» Task instructions
Repeat the whole of the data, keeping every detail the same.

Stored data entries
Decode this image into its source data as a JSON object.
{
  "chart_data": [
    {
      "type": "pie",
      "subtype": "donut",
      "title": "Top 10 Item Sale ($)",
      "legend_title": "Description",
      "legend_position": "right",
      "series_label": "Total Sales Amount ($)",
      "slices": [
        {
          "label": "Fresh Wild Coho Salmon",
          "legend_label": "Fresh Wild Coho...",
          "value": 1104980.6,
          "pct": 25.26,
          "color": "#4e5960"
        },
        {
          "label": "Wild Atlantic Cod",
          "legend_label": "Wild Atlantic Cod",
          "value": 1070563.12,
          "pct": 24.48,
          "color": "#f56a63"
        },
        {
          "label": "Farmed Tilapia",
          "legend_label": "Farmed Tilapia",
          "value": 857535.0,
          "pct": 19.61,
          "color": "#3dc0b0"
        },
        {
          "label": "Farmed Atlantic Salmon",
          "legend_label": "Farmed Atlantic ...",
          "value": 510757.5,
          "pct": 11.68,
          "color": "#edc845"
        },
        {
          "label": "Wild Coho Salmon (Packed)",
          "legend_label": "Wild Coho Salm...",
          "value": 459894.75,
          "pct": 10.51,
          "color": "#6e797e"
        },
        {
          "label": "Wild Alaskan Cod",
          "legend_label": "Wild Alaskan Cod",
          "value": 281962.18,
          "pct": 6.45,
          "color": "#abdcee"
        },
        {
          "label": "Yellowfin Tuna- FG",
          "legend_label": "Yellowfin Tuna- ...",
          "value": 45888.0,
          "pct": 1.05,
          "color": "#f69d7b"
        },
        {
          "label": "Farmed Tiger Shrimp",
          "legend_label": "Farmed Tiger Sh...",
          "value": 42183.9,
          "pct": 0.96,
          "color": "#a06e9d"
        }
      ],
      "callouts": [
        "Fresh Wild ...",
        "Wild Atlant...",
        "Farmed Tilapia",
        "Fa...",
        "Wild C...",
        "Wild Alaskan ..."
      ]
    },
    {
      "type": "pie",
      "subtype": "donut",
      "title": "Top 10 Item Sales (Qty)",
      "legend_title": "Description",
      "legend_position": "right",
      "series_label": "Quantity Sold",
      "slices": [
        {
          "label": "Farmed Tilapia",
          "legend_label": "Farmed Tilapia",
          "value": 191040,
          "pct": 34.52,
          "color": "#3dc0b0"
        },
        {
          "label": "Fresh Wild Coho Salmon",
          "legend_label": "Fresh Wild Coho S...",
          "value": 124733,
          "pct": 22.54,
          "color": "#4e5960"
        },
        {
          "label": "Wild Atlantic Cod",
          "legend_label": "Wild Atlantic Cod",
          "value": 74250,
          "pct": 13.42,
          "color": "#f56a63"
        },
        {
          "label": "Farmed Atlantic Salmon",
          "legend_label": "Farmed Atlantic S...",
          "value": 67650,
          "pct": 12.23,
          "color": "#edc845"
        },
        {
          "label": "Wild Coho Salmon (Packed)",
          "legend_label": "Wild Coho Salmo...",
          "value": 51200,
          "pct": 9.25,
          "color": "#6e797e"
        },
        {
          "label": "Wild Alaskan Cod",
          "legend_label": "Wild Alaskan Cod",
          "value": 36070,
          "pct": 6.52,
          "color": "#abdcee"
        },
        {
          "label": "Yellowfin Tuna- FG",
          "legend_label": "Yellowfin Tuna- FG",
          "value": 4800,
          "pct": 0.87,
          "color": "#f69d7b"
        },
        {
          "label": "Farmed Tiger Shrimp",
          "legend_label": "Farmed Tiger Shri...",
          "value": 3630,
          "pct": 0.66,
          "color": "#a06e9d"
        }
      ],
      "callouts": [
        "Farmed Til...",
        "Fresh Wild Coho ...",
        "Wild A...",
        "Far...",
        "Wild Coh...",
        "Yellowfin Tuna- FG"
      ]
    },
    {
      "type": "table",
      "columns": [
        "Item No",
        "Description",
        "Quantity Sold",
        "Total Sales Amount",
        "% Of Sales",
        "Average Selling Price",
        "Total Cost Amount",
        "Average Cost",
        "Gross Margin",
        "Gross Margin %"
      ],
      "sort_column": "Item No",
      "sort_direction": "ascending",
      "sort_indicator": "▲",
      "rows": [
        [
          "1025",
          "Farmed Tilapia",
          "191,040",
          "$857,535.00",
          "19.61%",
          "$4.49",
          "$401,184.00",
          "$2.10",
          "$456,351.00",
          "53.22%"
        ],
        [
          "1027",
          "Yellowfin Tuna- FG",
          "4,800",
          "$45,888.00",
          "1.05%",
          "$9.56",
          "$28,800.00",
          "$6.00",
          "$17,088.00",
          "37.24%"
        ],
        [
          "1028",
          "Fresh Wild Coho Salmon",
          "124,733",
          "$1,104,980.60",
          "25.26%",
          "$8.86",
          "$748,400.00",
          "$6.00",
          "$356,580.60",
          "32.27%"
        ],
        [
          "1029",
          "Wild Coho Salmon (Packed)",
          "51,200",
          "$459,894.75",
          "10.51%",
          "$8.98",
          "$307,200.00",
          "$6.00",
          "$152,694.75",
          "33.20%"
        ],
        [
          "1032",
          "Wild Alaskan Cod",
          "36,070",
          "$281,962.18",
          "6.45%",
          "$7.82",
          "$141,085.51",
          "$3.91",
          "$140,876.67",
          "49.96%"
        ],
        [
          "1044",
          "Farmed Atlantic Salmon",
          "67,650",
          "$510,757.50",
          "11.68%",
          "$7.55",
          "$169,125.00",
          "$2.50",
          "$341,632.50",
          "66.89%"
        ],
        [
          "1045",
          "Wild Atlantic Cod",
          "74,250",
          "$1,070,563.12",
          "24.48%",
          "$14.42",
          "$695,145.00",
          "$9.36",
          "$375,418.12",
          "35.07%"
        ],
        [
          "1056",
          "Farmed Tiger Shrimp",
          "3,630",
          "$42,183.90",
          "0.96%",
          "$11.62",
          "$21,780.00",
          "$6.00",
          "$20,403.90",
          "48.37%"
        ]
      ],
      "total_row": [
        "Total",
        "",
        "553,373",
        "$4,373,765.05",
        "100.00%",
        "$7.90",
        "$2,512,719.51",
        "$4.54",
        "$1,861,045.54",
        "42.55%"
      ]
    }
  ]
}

» The response
Decode this image into its source data as a JSON object.
{
  "chart_data": [
    {
      "type": "pie",
      "subtype": "donut",
      "title": "Top 10 Item Sale ($)",
      "legend_title": "Description",
      "legend_position": "right",
      "series_label": "Total Sales Amount ($)",
      "slices": [
        {
          "label": "Fresh Wild Coho Salmon",
          "legend_label": "Fresh Wild Coho...",
          "value": 1104980.6,
          "pct": 25.26,
          "color": "#4e5960"
        },
        {
          "label": "Wild Atlantic Cod",
          "legend_label": "Wild Atlantic Cod",
          "value": 1070563.12,
          "pct": 24.48,
          "color": "#f56a63"
        },
        {
          "label": "Farmed Tilapia",
          "legend_label": "Farmed Tilapia",
          "value": 857535.0,
          "pct": 19.61,
          "color": "#3dc0b0"
        },
        {
          "label": "Farmed Atlantic Salmon",
          "legend_label": "Farmed Atlantic ...",
          "value": 510757.5,
          "pct": 11.68,
          "color": "#edc845"
        },
        {
          "label": "Wild Coho Salmon (Packed)",
          "legend_label": "Wild Coho Salm...",
          "value": 459894.75,
          "pct": 10.51,
          "color": "#6e797e"
        },
        {
          "label": "Wild Alaskan Cod",
          "legend_label": "Wild Alaskan Cod",
          "value": 281962.18,
          "pct": 6.45,
          "color": "#abdcee"
        },
        {
          "label": "Yellowfin Tuna- FG",
          "legend_label": "Yellowfin Tuna- ...",
          "value": 45888.0,
          "pct": 1.05,
          "color": "#f69d7b"
        },
        {
          "label": "Farmed Tiger Shrimp",
          "legend_label": "Farmed Tiger Sh...",
          "value": 42183.9,
          "pct": 0.96,
          "color": "#a06e9d"
        }
      ],
      "callouts": [
        "Fresh Wild ...",
        "Wild Atlant...",
        "Farmed Tilapia",
        "Fa...",
        "Wild C...",
        "Wild Alaskan ..."
      ]
    },
    {
      "type": "pie",
      "subtype": "donut",
      "title": "Top 10 Item Sales (Qty)",
      "legend_title": "Description",
      "legend_position": "right",
      "series_label": "Quantity Sold",
      "slices": [
        {
          "label": "Farmed Tilapia",
          "legend_label": "Farmed Tilapia",
          "value": 191040,
          "pct": 34.52,
          "color": "#3dc0b0"
        },
        {
          "label": "Fresh Wild Coho Salmon",
          "legend_label": "Fresh Wild Coho S...",
          "value": 124733,
          "pct": 22.54,
          "color": "#4e5960"
        },
        {
          "label": "Wild Atlantic Cod",
          "legend_label": "Wild Atlantic Cod",
          "value": 74250,
          "pct": 13.42,
          "color": "#f56a63"
        },
        {
          "label": "Farmed Atlantic Salmon",
          "legend_label": "Farmed Atlantic S...",
          "value": 67650,
          "pct": 12.23,
          "color": "#edc845"
        },
        {
          "label": "Wild Coho Salmon (Packed)",
          "legend_label": "Wild Coho Salmo...",
          "value": 51200,
          "pct": 9.25,
          "color": "#6e797e"
        },
        {
          "label": "Wild Alaskan Cod",
          "legend_label": "Wild Alaskan Cod",
          "value": 36070,
          "pct": 6.52,
          "color": "#abdcee"
        },
        {
          "label": "Yellowfin Tuna- FG",
          "legend_label": "Yellowfin Tuna- FG",
          "value": 4800,
          "pct": 0.87,
          "color": "#f69d7b"
        },
        {
          "label": "Farmed Tiger Shrimp",
          "legend_label": "Farmed Tiger Shri...",
          "value": 3630,
          "pct": 0.66,
          "color": "#a06e9d"
        }
      ],
      "callouts": [
        "Farmed Til...",
        "Fresh Wild Coho ...",
        "Wild A...",
        "Far...",
        "Wild Coh...",
        "Yellowfin Tuna- FG"
      ]
    },
    {
      "type": "table",
      "columns": [
        "Item No",
        "Description",
        "Quantity Sold",
        "Total Sales Amount",
        "% Of Sales",
        "Average Selling Price",
        "Total Cost Amount",
        "Average Cost",
        "Gross Margin",
        "Gross Margin %"
      ],
      "sort_column": "Item No",
      "sort_direction": "ascending",
      "sort_indicator": "▲",
      "rows": [
        [
          "1025",
          "Farmed Tilapia",
          "191,040",
          "$857,535.00",
          "19.61%",
          "$4.49",
          "$401,184.00",
          "$2.10",
          "$456,351.00",
          "53.22%"
        ],
        [
          "1027",
          "Yellowfin Tuna- FG",
          "4,800",
          "$45,888.00",
          "1.05%",
          "$9.56",
          "$28,800.00",
          "$6.00",
          "$17,088.00",
          "37.24%"
        ],
        [
          "1028",
          "Fresh Wild Coho Salmon",
          "124,733",
          "$1,104,980.60",
          "25.26%",
          "$8.86",
          "$748,400.00",
          "$6.00",
          "$356,580.60",
          "32.27%"
        ],
        [
          "1029",
          "Wild Coho Salmon (Packed)",
          "51,200",
          "$459,894.75",
          "10.51%",
          "$8.98",
          "$307,200.00",
          "$6.00",
          "$152,694.75",
          "33.20%"
        ],
        [
          "1032",
          "Wild Alaskan Cod",
          "36,070",
          "$281,962.18",
          "6.45%",
          "$7.82",
          "$141,085.51",
          "$3.91",
          "$140,876.67",
          "49.96%"
        ],
        [
          "1044",
          "Farmed Atlantic Salmon",
          "67,650",
          "$510,757.50",
          "11.68%",
          "$7.55",
          "$169,125.00",
          "$2.50",
          "$341,632.50",
          "66.89%"
        ],
        [
          "1045",
          "Wild Atlantic Cod",
          "74,250",
          "$1,070,563.12",
          "24.48%",
          "$14.42",
          "$695,145.00",
          "$9.36",
          "$375,418.12",
          "35.07%"
        ],
        [
          "1056",
          "Farmed Tiger Shrimp",
          "3,630",
          "$42,183.90",
          "0.96%",
          "$11.62",
          "$21,780.00",
          "$6.00",
          "$20,403.90",
          "48.37%"
        ]
      ],
      "total_row": [
        "Total",
        "",
        "553,373",
        "$4,373,765.05",
        "100.00%",
        "$7.90",
        "$2,512,719.51",
        "$4.54",
        "$1,861,045.54",
        "42.55%"
      ]
    }
  ]
}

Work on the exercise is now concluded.